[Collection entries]
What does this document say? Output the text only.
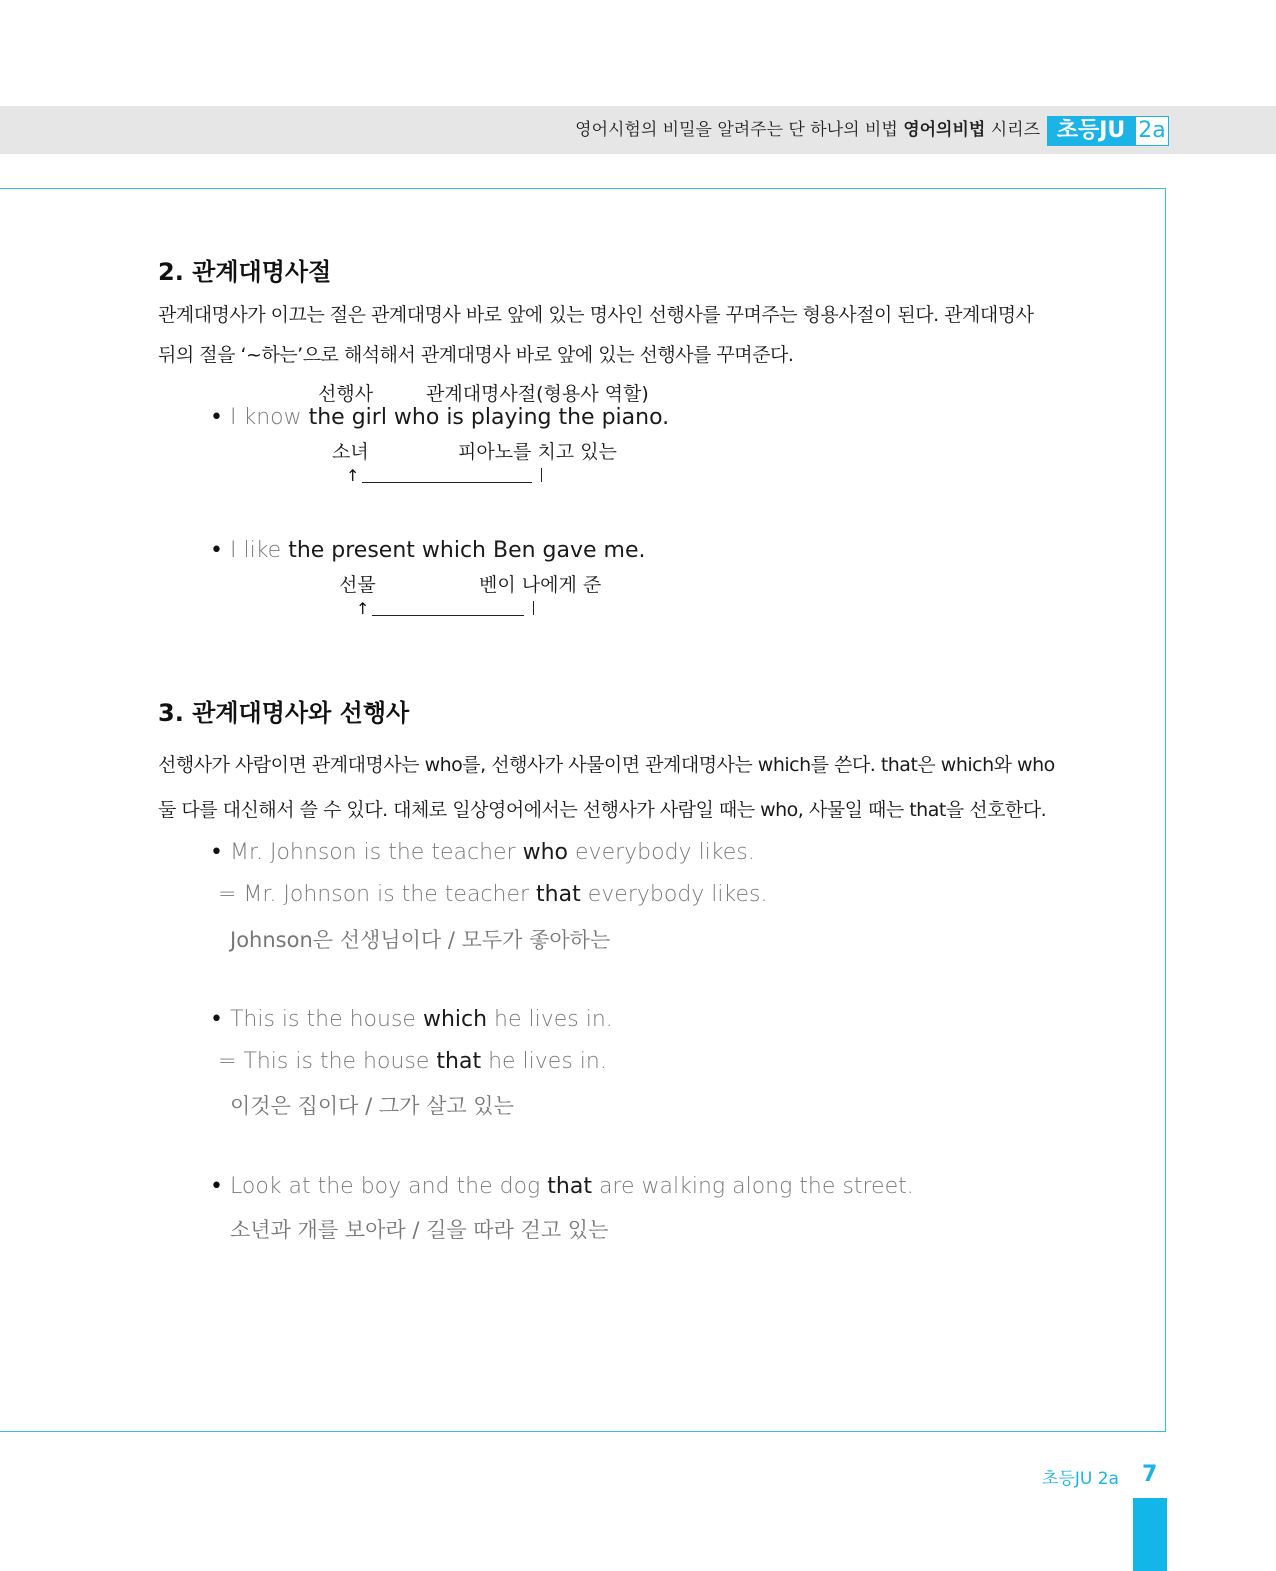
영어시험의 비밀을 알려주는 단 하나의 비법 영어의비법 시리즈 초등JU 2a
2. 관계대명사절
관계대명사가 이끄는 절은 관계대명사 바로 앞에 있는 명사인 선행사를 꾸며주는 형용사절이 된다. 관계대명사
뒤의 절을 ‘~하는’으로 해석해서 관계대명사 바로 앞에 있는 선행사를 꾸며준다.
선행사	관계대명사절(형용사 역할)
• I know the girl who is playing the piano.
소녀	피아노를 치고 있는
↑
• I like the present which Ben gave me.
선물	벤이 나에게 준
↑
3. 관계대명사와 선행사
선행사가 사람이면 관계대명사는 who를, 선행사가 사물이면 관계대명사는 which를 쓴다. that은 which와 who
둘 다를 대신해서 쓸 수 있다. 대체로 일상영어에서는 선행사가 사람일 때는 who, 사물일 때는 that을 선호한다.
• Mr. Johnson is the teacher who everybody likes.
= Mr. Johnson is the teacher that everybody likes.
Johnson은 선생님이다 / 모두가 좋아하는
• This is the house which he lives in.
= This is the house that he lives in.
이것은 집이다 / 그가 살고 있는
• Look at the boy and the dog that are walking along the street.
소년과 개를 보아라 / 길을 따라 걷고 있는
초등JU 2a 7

* [What this task involves]:
Extract every line above containing the word "everybody".

* [Result of the exercise]:
• Mr. Johnson is the teacher who everybody likes.
= Mr. Johnson is the teacher that everybody likes.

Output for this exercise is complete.